> _TO DO_
Read the records below and copy each line that contains "SILLÍN".

> _ENTRIES SUPPLIED_

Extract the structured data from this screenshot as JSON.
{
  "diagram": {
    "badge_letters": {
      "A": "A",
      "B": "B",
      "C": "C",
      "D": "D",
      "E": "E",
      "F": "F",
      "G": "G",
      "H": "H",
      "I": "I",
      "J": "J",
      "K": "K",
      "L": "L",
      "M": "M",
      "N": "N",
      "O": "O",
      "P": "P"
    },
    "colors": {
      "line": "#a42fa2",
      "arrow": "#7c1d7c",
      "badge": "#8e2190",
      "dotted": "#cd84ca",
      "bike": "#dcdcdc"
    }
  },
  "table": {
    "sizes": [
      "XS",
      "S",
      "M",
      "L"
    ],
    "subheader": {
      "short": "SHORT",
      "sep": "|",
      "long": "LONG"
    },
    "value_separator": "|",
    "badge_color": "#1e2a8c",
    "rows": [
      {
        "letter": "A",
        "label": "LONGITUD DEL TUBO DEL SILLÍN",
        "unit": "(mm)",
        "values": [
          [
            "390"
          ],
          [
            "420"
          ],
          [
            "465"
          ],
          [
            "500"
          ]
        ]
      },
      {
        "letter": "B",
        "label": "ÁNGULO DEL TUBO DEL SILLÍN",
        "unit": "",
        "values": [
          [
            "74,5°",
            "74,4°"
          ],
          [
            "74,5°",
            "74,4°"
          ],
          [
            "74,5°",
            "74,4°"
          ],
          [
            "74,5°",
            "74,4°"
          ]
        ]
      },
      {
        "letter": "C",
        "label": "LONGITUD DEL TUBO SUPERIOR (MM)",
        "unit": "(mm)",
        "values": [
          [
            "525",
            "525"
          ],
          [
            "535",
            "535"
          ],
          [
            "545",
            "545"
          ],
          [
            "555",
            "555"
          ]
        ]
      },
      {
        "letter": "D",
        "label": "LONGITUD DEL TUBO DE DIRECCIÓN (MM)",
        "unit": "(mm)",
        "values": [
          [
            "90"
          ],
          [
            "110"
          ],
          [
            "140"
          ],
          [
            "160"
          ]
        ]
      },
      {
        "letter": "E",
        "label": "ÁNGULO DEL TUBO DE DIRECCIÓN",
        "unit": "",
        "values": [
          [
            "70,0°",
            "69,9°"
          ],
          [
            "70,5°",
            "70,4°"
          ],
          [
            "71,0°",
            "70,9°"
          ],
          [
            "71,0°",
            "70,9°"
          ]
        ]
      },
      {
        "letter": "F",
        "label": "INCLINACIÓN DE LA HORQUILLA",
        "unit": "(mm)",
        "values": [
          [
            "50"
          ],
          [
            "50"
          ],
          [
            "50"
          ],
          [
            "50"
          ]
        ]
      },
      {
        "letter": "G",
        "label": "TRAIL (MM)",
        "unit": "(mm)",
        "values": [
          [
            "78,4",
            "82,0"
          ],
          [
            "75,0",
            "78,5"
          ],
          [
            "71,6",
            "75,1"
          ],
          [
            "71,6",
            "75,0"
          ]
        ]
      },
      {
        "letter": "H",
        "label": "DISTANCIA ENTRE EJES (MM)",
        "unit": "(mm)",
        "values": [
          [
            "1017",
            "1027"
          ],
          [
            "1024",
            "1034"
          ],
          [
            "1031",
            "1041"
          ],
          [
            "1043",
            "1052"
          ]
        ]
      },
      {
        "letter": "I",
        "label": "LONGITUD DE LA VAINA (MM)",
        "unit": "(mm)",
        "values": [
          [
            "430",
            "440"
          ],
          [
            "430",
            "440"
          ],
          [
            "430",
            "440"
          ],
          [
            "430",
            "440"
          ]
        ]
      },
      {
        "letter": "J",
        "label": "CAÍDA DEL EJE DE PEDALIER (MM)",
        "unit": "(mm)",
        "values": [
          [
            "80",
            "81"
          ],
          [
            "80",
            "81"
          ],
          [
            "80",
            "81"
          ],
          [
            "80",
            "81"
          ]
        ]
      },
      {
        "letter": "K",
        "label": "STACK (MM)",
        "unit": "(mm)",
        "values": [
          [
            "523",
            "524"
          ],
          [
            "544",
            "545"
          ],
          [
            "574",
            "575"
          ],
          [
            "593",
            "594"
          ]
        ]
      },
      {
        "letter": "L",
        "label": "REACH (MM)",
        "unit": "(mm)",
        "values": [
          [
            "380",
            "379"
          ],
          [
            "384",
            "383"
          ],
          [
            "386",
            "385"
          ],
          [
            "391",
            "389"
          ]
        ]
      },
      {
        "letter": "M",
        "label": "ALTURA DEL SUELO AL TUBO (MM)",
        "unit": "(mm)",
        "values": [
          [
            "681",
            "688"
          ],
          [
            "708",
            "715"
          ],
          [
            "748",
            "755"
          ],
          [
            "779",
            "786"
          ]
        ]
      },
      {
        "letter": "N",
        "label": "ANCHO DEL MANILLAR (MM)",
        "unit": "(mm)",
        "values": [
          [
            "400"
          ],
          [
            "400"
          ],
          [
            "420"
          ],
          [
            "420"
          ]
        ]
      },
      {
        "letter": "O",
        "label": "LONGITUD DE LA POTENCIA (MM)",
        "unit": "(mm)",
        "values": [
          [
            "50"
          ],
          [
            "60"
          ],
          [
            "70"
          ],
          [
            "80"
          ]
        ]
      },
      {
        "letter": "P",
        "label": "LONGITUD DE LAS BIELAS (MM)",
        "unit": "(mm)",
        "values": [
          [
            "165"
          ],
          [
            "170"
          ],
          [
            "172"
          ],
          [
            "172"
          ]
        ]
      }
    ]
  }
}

> _EXPECTED ANSWER_
        "label": "LONGITUD DEL TUBO DEL SILLÍN",
        "label": "ÁNGULO DEL TUBO DEL SILLÍN",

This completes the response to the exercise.